● **JOB**
Each record below is to be reproduced without any change.

● **DATA PROVIDED**
____

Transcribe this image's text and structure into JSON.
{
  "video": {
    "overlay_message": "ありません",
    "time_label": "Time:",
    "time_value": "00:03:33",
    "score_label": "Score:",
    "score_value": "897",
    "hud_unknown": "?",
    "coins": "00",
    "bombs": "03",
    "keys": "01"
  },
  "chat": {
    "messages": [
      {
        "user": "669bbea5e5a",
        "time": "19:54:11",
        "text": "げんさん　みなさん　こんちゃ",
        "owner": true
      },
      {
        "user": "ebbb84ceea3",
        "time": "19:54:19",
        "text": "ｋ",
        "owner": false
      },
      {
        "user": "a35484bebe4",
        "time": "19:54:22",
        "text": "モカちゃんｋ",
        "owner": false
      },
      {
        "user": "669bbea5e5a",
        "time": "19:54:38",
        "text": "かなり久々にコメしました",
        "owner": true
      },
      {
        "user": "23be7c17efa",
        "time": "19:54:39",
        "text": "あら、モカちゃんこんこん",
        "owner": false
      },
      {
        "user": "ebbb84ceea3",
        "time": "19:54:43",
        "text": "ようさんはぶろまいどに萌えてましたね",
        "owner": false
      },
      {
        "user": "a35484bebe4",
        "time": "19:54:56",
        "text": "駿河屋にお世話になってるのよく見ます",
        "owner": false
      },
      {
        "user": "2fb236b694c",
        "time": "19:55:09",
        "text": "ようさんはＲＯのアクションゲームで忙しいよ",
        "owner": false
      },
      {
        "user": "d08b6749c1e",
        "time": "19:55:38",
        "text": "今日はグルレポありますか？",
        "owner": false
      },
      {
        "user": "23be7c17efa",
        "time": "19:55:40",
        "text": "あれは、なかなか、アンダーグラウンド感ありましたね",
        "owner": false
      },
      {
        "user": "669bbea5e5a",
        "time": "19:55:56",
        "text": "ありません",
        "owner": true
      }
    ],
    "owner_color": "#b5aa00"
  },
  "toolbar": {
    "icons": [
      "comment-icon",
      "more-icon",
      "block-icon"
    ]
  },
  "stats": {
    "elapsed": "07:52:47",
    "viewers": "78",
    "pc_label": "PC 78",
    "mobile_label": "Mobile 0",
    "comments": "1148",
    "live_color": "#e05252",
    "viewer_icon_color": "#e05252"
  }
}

____

● **OUTPUT OF THE TASK**
Transcribe this image's text and structure into JSON.
{
  "video": {
    "overlay_message": "ありません",
    "time_label": "Time:",
    "time_value": "00:03:33",
    "score_label": "Score:",
    "score_value": "897",
    "hud_unknown": "?",
    "coins": "00",
    "bombs": "03",
    "keys": "01"
  },
  "chat": {
    "messages": [
      {
        "user": "669bbea5e5a",
        "time": "19:54:11",
        "text": "げんさん　みなさん　こんちゃ",
        "owner": true
      },
      {
        "user": "ebbb84ceea3",
        "time": "19:54:19",
        "text": "ｋ",
        "owner": false
      },
      {
        "user": "a35484bebe4",
        "time": "19:54:22",
        "text": "モカちゃんｋ",
        "owner": false
      },
      {
        "user": "669bbea5e5a",
        "time": "19:54:38",
        "text": "かなり久々にコメしました",
        "owner": true
      },
      {
        "user": "23be7c17efa",
        "time": "19:54:39",
        "text": "あら、モカちゃんこんこん",
        "owner": false
      },
      {
        "user": "ebbb84ceea3",
        "time": "19:54:43",
        "text": "ようさんはぶろまいどに萌えてましたね",
        "owner": false
      },
      {
        "user": "a35484bebe4",
        "time": "19:54:56",
        "text": "駿河屋にお世話になってるのよく見ます",
        "owner": false
      },
      {
        "user": "2fb236b694c",
        "time": "19:55:09",
        "text": "ようさんはＲＯのアクションゲームで忙しいよ",
        "owner": false
      },
      {
        "user": "d08b6749c1e",
        "time": "19:55:38",
        "text": "今日はグルレポありますか？",
        "owner": false
      },
      {
        "user": "23be7c17efa",
        "time": "19:55:40",
        "text": "あれは、なかなか、アンダーグラウンド感ありましたね",
        "owner": false
      },
      {
        "user": "669bbea5e5a",
        "time": "19:55:56",
        "text": "ありません",
        "owner": true
      }
    ],
    "owner_color": "#b5aa00"
  },
  "toolbar": {
    "icons": [
      "comment-icon",
      "more-icon",
      "block-icon"
    ]
  },
  "stats": {
    "elapsed": "07:52:47",
    "viewers": "78",
    "pc_label": "PC 78",
    "mobile_label": "Mobile 0",
    "comments": "1148",
    "live_color": "#e05252",
    "viewer_icon_color": "#e05252"
  }
}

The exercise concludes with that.